◆ Written task: Take each line that has the word "JavaScript" and return it.

┄┄┄┄┄┄

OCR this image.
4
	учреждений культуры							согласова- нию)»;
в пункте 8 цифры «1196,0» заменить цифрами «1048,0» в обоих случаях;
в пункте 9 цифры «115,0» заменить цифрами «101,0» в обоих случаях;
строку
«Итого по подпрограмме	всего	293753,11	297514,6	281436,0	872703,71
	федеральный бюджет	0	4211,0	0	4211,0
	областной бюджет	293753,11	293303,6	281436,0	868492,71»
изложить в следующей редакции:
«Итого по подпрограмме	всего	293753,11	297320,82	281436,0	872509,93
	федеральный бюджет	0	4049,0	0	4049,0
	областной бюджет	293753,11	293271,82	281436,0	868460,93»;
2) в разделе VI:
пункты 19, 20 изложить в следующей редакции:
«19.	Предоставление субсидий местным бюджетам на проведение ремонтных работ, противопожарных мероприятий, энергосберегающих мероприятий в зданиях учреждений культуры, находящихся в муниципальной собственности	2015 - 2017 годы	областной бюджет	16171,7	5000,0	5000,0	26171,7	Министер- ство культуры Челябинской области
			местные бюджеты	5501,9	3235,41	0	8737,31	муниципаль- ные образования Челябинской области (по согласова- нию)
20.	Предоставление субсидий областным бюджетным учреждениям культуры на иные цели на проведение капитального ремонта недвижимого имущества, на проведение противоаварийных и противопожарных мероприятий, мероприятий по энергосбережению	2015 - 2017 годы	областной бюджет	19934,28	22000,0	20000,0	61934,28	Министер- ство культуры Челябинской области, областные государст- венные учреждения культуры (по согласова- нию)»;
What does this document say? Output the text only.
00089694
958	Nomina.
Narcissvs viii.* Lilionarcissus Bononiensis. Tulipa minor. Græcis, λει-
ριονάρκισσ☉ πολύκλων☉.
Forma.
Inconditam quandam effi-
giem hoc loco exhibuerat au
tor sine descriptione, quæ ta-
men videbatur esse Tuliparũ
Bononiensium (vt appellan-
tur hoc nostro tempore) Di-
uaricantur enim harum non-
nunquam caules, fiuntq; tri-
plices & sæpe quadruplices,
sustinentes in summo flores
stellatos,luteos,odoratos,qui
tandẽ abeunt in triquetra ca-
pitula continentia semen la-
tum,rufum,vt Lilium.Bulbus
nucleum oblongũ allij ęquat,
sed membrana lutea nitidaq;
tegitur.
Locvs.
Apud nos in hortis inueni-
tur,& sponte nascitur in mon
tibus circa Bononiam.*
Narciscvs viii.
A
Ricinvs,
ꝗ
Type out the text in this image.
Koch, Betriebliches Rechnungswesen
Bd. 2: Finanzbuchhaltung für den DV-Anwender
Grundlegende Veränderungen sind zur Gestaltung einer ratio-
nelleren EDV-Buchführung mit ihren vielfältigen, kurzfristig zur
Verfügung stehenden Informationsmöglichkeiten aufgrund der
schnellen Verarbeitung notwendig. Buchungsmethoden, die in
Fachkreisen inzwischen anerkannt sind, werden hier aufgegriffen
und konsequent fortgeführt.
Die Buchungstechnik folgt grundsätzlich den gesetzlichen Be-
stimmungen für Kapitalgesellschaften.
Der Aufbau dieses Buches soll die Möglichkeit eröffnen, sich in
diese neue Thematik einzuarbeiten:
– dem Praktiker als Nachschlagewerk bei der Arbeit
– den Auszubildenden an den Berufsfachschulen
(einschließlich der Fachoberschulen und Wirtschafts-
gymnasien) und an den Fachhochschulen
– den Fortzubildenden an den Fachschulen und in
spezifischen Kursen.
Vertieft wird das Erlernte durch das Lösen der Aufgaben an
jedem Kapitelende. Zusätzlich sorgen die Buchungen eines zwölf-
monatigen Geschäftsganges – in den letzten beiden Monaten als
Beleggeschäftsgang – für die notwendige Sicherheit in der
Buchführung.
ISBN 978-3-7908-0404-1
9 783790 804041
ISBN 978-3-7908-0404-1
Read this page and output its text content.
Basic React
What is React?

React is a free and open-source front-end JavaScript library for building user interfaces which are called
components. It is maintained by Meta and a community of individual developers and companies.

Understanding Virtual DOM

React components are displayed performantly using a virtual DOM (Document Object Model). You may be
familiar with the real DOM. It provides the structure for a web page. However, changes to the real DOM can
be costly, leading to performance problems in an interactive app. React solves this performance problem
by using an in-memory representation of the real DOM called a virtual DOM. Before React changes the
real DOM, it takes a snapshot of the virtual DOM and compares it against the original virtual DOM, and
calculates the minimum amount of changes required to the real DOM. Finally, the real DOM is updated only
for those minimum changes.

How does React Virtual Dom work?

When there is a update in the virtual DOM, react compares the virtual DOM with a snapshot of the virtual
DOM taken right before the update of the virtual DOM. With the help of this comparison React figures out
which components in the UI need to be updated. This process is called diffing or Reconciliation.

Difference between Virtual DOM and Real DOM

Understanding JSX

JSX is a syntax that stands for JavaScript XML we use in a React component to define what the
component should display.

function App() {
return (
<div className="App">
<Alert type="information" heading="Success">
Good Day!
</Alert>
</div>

┄┄┄┄┄┄

◆ Correct response:
React is a free and open-source front-end JavaScript library for building user interfaces which are called
JSX is a syntax that stands for JavaScript XML we use in a React component to define what the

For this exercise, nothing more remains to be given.